Task requirements:
Read the listing and extract each line that includes the word "wave".

Dataset items:
========

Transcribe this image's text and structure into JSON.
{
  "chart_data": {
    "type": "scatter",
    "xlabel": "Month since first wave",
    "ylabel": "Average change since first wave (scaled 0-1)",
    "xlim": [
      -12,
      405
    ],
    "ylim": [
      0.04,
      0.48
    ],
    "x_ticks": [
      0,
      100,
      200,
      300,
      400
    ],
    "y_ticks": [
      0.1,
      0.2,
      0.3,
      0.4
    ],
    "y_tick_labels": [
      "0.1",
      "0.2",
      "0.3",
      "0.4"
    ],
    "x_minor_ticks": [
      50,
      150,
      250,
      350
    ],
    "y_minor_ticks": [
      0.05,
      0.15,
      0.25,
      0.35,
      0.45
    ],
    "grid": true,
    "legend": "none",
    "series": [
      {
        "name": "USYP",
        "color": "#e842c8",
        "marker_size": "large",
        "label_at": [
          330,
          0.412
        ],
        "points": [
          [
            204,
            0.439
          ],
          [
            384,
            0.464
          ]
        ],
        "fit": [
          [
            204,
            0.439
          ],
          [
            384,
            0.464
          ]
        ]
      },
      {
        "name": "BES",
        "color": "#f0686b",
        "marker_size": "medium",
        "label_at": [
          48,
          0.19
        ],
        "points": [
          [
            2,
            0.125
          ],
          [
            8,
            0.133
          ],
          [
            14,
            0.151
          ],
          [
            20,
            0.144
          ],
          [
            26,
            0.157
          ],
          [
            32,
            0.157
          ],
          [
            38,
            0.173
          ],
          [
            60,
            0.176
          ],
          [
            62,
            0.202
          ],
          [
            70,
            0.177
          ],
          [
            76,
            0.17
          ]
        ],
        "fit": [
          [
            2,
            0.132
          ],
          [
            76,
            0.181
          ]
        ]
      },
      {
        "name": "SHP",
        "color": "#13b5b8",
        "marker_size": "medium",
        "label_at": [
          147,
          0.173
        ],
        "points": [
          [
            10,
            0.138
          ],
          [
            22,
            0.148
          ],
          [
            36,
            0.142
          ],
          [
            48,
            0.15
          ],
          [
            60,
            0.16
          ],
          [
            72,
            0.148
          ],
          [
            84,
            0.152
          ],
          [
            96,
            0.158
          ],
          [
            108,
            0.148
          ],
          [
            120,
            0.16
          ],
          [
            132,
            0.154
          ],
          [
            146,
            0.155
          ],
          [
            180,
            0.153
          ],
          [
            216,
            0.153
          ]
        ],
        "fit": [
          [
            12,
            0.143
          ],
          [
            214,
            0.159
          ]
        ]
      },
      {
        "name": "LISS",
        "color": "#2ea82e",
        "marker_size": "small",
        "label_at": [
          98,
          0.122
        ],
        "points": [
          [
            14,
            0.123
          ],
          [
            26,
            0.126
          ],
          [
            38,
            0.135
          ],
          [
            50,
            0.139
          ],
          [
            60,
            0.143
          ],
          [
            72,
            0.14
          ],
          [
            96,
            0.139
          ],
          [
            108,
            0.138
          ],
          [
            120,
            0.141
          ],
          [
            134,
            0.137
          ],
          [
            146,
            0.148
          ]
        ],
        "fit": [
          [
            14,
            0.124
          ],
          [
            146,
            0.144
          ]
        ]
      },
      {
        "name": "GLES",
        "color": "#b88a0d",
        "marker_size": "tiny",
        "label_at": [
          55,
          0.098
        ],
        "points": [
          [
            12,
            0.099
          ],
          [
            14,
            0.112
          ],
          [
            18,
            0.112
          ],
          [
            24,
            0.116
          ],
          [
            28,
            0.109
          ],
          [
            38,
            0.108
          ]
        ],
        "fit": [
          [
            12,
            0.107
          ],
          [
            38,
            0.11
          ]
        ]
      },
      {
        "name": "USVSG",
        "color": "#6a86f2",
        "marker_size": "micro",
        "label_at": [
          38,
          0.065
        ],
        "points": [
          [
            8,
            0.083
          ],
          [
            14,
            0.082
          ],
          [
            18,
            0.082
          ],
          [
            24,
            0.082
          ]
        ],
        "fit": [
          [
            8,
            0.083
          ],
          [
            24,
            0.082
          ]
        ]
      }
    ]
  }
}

========

Full response:
    "xlabel": "Month since first wave",
    "ylabel": "Average change since first wave (scaled 0-1)",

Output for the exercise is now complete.